Dataset entries
[START]

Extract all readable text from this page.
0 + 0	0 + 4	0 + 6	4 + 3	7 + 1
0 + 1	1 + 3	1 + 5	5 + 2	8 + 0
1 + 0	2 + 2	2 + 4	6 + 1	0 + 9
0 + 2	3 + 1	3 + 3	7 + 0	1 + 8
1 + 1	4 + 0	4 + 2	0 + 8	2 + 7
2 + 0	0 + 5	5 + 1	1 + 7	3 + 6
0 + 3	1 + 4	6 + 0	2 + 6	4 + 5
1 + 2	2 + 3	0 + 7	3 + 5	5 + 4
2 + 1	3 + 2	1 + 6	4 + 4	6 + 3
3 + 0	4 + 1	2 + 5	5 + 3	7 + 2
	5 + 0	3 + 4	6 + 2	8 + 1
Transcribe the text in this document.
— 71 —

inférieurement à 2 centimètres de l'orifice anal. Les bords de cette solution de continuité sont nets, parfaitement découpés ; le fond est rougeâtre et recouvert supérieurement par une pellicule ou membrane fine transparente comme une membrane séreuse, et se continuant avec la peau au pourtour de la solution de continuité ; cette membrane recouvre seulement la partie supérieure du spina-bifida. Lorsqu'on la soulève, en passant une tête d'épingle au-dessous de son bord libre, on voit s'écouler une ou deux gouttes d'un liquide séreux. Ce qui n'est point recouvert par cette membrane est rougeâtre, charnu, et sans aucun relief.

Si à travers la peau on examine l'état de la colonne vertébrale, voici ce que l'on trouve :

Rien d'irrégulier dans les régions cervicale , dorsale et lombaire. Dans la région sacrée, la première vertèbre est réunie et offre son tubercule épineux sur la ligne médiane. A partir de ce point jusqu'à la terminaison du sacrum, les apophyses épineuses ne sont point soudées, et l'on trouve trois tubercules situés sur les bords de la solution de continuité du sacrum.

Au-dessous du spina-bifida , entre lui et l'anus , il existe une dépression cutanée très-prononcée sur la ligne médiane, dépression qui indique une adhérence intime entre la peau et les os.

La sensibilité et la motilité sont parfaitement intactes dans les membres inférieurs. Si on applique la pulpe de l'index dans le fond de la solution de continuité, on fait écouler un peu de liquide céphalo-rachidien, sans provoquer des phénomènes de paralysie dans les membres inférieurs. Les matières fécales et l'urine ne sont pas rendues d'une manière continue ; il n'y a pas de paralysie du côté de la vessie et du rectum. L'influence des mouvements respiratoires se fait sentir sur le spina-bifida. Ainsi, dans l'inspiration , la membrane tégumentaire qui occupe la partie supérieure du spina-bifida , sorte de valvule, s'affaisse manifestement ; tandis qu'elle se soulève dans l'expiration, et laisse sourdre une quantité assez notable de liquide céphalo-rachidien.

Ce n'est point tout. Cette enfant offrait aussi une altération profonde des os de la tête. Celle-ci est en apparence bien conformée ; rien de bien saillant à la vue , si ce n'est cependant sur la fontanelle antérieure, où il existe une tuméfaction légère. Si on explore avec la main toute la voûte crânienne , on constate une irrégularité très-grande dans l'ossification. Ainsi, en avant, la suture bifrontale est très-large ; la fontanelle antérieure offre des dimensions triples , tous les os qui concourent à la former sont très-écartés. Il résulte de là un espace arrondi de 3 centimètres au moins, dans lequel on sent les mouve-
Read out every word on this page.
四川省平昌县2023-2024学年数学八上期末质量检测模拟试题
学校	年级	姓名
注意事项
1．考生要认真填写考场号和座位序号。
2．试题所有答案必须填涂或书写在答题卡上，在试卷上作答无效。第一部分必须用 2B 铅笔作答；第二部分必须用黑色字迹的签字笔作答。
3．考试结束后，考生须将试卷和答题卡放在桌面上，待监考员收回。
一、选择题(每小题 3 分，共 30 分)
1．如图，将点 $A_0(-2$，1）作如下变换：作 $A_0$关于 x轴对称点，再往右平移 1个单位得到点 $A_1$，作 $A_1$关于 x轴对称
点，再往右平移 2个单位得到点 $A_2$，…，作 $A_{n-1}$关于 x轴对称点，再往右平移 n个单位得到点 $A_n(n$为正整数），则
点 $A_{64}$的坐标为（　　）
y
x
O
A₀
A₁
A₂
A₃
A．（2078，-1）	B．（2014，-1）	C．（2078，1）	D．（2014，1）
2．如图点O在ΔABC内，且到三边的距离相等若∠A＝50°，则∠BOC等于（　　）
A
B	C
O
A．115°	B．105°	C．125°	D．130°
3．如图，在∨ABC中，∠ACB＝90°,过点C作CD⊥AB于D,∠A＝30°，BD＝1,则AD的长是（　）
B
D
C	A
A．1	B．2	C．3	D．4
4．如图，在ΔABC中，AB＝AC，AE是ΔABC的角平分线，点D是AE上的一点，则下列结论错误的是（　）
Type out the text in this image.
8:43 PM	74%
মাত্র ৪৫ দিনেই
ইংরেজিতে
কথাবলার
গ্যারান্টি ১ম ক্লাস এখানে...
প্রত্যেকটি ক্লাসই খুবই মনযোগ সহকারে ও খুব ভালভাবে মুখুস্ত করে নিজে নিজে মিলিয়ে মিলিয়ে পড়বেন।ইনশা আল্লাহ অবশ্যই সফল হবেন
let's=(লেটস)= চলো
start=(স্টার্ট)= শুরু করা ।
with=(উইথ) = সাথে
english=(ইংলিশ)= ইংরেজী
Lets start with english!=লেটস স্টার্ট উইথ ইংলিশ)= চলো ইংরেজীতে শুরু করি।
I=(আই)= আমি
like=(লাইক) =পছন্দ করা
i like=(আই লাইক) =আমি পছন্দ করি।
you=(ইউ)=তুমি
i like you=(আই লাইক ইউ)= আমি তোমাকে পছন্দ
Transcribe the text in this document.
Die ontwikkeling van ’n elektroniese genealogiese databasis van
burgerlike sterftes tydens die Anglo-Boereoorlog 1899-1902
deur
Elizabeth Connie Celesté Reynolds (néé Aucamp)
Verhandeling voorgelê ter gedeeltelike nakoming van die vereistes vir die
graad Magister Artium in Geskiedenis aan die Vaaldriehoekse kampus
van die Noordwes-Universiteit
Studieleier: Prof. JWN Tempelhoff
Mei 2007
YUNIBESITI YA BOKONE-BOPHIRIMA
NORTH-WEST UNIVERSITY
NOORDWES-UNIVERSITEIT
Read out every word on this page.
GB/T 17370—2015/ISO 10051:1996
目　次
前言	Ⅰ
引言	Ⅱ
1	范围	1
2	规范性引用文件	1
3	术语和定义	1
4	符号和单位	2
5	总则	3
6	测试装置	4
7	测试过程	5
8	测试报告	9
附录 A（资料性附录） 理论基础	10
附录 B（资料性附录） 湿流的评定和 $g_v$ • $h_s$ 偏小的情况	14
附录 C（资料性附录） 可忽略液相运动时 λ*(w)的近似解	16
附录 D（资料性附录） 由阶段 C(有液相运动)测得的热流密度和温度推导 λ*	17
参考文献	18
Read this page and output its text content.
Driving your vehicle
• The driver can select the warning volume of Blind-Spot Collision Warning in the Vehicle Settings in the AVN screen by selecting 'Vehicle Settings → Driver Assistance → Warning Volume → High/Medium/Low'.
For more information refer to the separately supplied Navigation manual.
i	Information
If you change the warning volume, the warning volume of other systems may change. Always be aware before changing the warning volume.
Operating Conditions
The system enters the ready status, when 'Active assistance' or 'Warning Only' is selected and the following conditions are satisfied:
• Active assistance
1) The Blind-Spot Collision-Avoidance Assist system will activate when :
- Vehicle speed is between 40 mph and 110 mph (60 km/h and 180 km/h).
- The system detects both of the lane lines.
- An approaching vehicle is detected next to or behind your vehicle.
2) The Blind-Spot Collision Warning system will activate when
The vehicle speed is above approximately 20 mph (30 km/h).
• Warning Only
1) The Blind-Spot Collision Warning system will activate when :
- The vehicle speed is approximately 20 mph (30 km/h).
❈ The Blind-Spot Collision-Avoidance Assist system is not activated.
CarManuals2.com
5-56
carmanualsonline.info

[END]

In the entries above, find each line with the string "page" and copy it.

◆ **The completed task**
Extract all readable text from this page.
Read out every word on this page.
Read out every word on this page.
Read this page and output its text content.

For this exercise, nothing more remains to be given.